## [AIM]
Among the records below, find each line that includes the string "Lennox" and copy it.

## [EXERCISE DATA]

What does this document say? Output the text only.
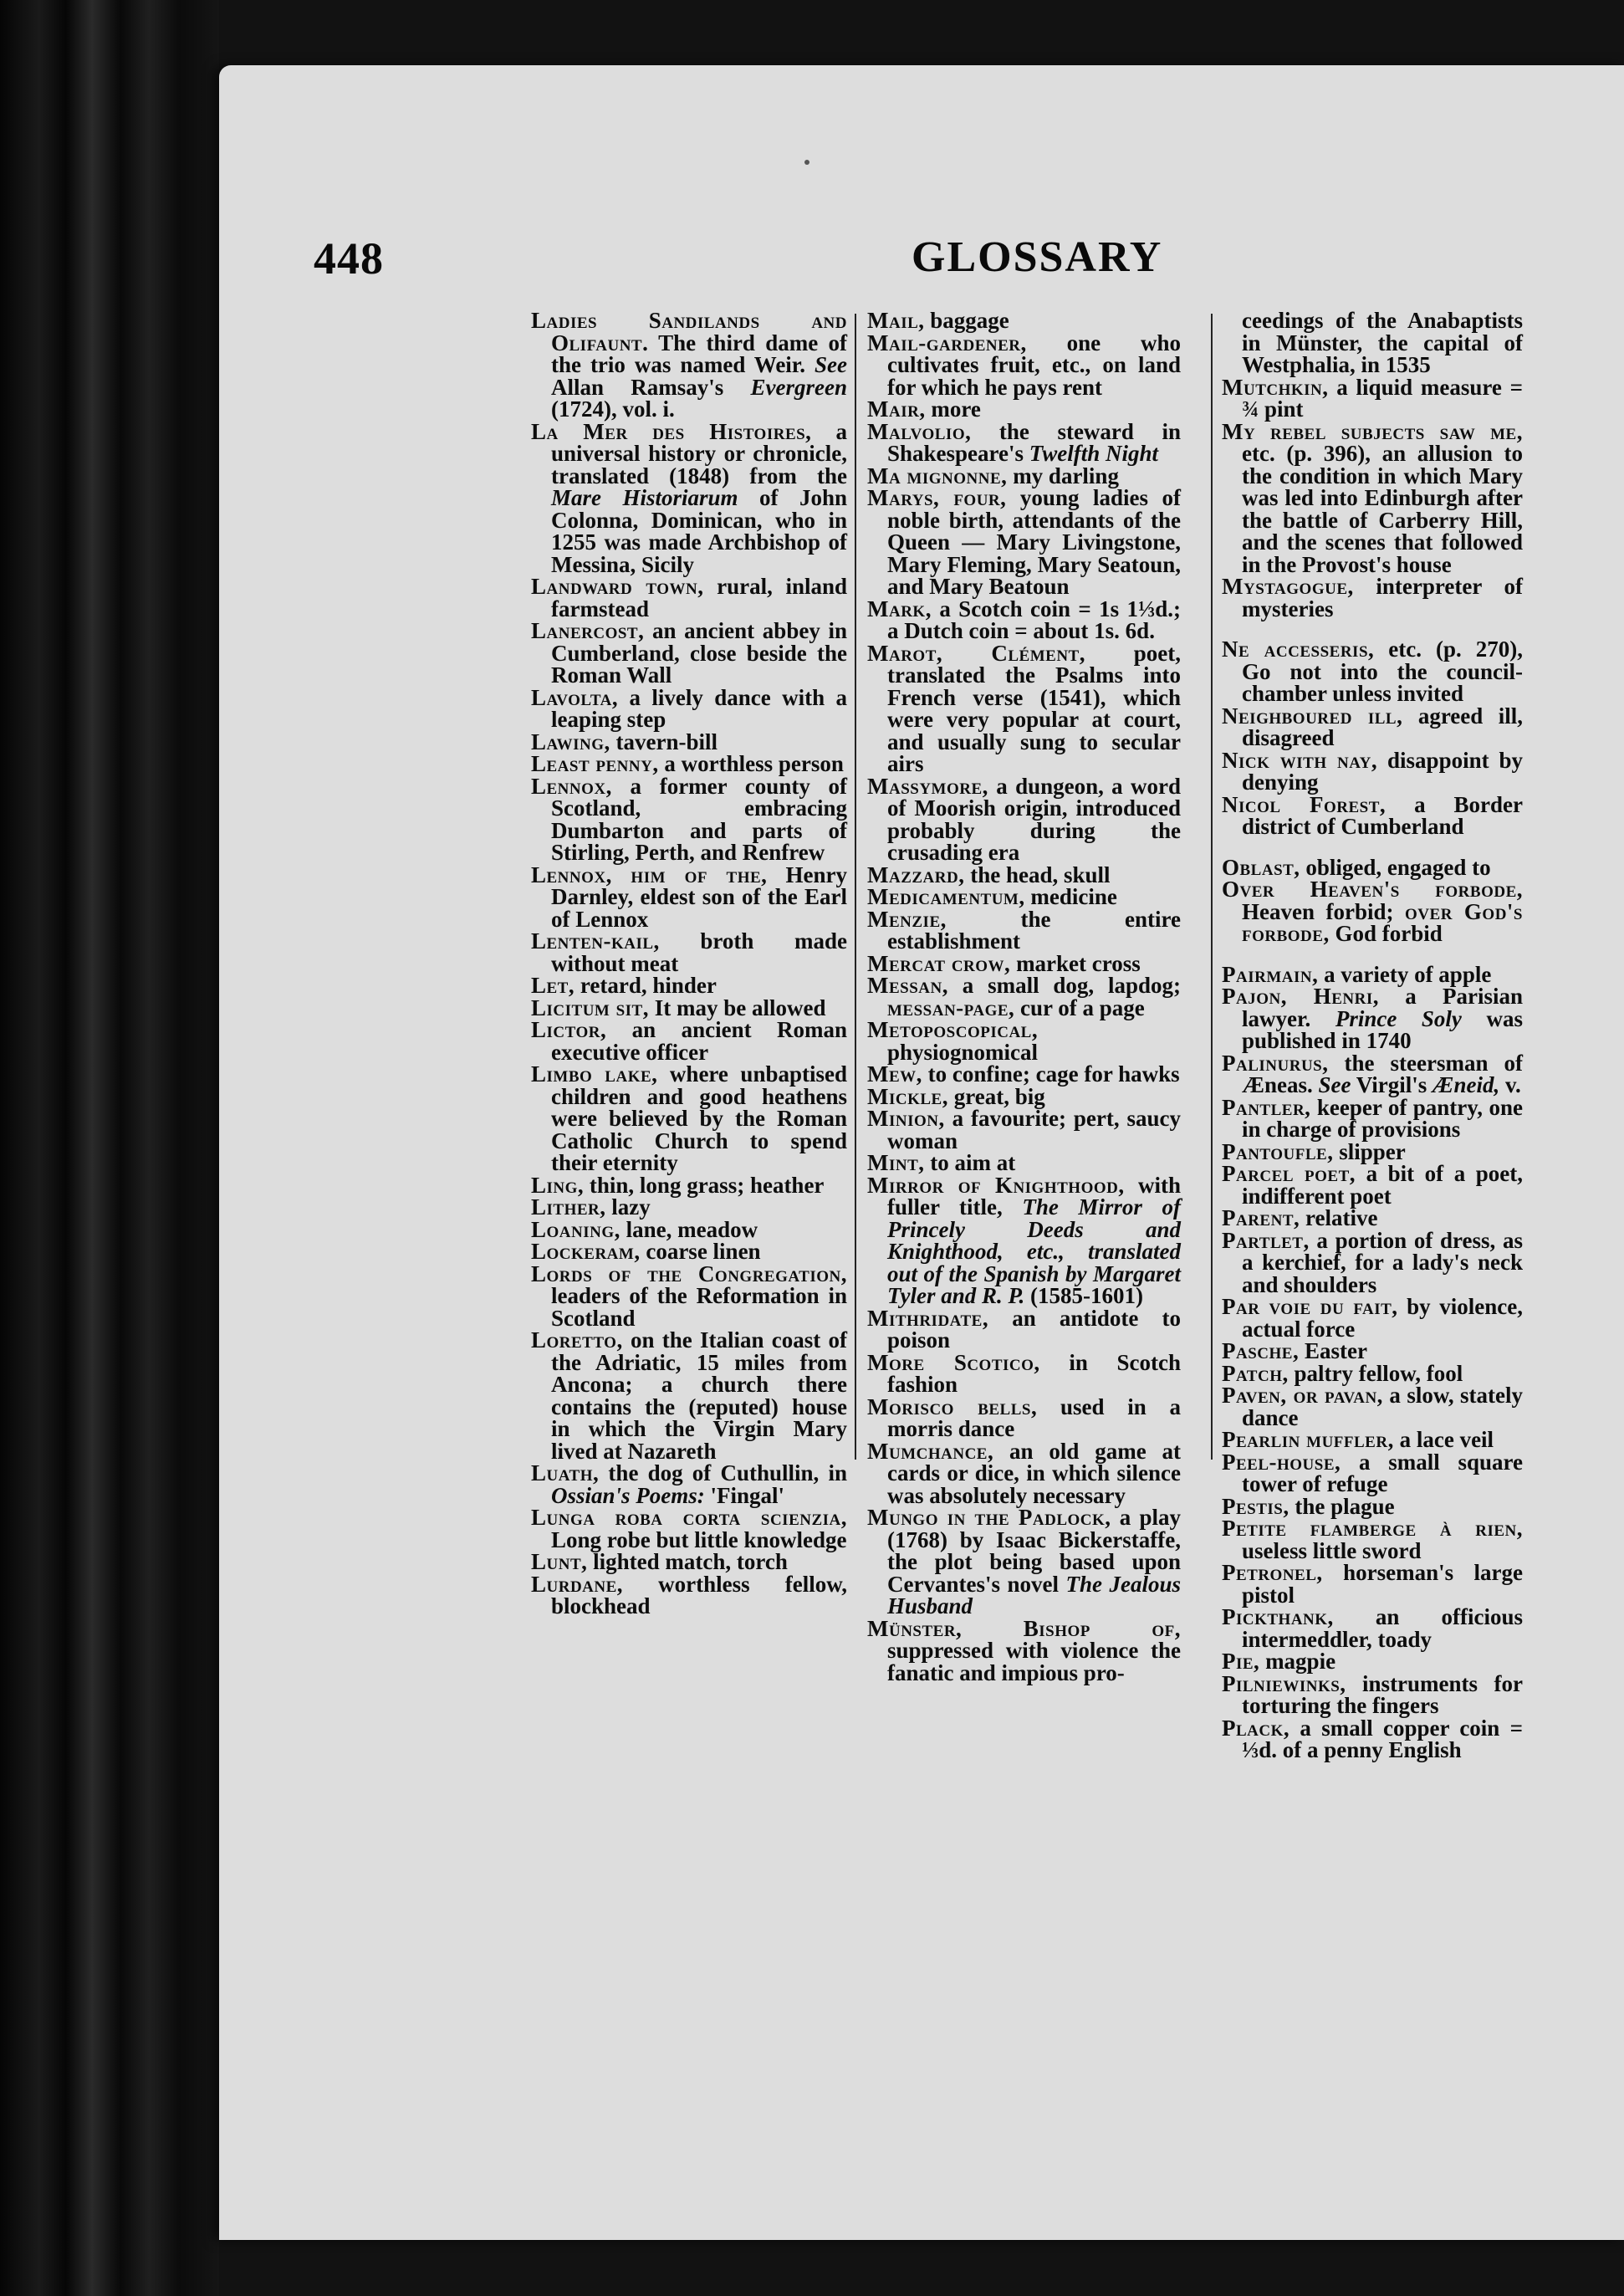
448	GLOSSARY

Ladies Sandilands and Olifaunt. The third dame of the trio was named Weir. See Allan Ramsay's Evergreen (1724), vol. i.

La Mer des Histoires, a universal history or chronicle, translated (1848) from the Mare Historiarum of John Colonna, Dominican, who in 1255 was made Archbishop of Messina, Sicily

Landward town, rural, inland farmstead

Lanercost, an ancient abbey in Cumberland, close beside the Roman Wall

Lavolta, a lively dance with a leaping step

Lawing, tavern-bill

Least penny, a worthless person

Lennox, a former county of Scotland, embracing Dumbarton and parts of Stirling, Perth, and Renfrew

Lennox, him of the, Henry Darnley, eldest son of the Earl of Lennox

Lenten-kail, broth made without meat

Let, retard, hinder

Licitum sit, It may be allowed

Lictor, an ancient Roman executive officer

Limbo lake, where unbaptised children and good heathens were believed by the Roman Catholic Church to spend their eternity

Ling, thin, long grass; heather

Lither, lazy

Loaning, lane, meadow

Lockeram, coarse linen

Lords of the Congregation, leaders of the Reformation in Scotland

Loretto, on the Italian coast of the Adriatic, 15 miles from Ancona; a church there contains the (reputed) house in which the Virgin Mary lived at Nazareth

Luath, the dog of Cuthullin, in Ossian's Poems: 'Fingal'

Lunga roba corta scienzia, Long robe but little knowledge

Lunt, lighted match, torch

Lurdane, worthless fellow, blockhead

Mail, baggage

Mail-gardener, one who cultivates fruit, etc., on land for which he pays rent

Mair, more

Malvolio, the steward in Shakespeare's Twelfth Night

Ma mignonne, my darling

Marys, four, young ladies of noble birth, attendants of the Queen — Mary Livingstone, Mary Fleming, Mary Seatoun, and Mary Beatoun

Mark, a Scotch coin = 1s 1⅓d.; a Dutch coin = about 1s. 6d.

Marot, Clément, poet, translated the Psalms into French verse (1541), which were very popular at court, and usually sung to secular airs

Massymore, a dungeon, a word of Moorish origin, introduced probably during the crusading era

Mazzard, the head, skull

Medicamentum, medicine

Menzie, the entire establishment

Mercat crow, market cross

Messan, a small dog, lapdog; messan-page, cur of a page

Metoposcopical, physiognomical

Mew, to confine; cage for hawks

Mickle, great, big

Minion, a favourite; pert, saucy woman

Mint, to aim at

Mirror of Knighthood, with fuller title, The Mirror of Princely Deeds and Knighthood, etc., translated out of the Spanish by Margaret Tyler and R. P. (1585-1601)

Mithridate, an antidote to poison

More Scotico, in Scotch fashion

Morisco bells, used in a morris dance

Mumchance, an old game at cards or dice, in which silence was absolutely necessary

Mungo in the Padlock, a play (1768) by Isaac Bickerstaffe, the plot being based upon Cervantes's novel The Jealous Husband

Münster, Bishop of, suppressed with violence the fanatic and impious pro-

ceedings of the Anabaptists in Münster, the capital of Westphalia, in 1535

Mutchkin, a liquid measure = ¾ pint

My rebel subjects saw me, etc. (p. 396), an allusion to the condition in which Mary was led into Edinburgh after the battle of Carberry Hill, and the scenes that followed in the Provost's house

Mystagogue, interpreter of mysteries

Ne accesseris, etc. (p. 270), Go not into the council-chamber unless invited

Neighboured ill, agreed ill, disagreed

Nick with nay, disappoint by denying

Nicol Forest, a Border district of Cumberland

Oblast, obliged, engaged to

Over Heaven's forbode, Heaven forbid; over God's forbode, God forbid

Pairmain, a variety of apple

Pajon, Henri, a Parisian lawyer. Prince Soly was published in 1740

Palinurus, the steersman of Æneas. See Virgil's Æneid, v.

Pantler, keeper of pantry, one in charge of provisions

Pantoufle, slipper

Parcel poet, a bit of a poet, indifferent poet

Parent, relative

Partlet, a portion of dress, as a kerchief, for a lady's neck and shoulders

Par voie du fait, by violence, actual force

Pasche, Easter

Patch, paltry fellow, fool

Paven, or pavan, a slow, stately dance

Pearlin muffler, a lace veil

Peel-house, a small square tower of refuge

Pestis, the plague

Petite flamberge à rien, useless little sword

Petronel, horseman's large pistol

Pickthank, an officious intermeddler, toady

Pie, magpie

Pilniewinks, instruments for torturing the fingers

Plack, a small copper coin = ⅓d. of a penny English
--
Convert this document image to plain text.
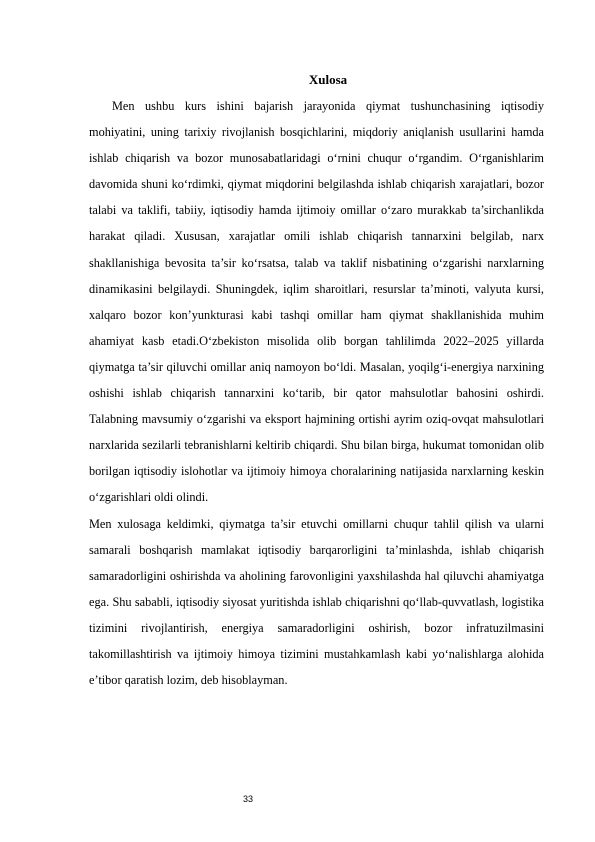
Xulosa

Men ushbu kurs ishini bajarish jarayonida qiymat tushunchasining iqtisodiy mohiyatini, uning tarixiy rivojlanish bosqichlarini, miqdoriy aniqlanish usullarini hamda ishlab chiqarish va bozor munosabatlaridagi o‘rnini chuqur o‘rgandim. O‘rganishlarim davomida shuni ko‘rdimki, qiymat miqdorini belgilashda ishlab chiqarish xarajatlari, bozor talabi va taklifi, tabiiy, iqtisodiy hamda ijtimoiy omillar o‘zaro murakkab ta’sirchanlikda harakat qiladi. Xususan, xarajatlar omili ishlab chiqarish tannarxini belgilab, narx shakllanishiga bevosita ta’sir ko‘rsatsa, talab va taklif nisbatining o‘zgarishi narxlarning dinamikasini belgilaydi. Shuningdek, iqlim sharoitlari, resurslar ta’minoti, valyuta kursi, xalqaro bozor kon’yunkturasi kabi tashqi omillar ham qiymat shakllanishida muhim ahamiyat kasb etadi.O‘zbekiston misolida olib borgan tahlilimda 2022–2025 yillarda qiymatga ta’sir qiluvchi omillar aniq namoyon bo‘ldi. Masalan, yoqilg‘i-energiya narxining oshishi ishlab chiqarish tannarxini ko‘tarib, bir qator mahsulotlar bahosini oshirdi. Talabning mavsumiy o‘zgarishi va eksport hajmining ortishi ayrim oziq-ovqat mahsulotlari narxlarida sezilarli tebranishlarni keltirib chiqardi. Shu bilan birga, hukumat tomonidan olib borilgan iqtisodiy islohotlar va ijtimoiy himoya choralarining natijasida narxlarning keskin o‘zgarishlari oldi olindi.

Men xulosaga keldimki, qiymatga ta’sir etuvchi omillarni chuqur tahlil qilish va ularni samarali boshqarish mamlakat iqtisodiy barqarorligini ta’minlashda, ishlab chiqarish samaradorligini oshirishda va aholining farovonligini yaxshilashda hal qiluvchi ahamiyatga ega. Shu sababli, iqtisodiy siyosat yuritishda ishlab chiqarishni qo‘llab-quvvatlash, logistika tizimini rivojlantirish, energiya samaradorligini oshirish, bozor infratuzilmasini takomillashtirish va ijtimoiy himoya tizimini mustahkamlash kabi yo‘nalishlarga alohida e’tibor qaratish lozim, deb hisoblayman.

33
...
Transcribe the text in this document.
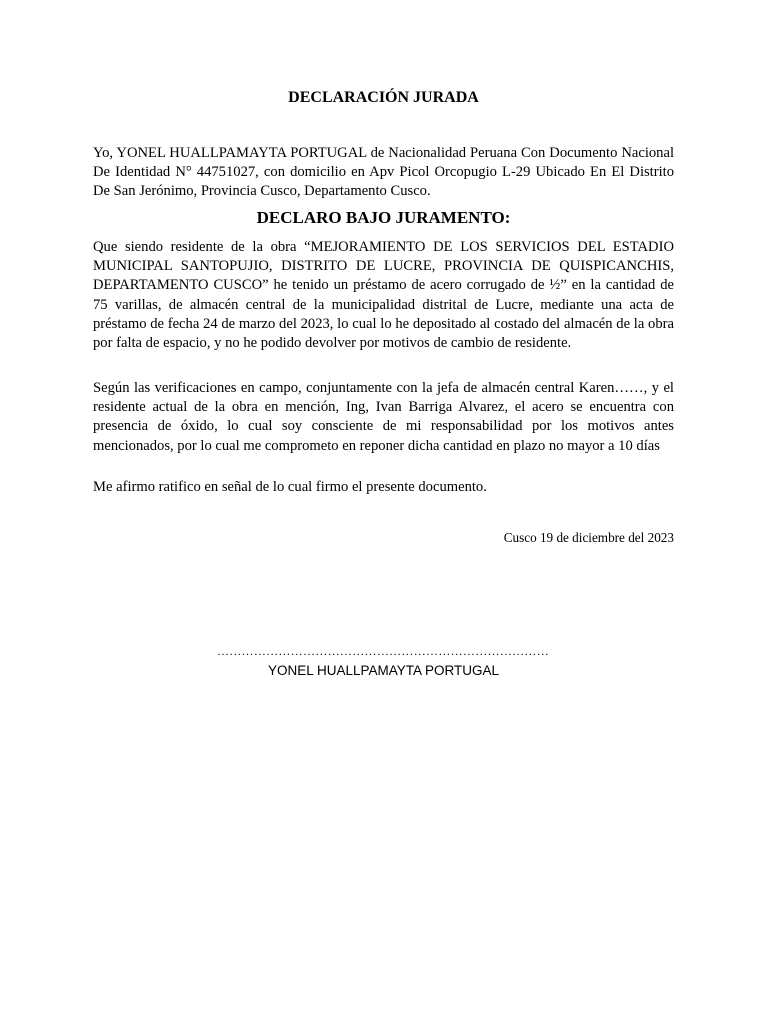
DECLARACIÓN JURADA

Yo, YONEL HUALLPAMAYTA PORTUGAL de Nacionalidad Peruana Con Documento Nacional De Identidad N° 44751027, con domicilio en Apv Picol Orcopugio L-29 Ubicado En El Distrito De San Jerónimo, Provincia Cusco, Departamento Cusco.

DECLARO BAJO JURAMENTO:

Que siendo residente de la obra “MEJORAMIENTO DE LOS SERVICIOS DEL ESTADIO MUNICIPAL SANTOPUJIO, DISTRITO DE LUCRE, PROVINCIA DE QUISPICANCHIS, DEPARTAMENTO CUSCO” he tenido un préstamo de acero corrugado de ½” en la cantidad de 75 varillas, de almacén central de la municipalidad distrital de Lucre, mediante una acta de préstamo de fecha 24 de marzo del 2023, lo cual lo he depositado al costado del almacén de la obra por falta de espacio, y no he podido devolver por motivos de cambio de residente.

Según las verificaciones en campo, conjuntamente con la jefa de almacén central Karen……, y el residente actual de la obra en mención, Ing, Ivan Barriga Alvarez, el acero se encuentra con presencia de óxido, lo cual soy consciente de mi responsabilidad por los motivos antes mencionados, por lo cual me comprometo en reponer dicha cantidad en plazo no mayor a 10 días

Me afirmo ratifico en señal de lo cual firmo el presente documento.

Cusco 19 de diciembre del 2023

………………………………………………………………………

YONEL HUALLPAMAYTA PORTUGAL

## [RESULT OF THIS EXERCISE]
Lennox, a former county of Scotland, embracing Dumbarton and parts of Stirling, Perth, and Renfrew
Lennox, him of the, Henry Darnley, eldest son of the Earl of Lennox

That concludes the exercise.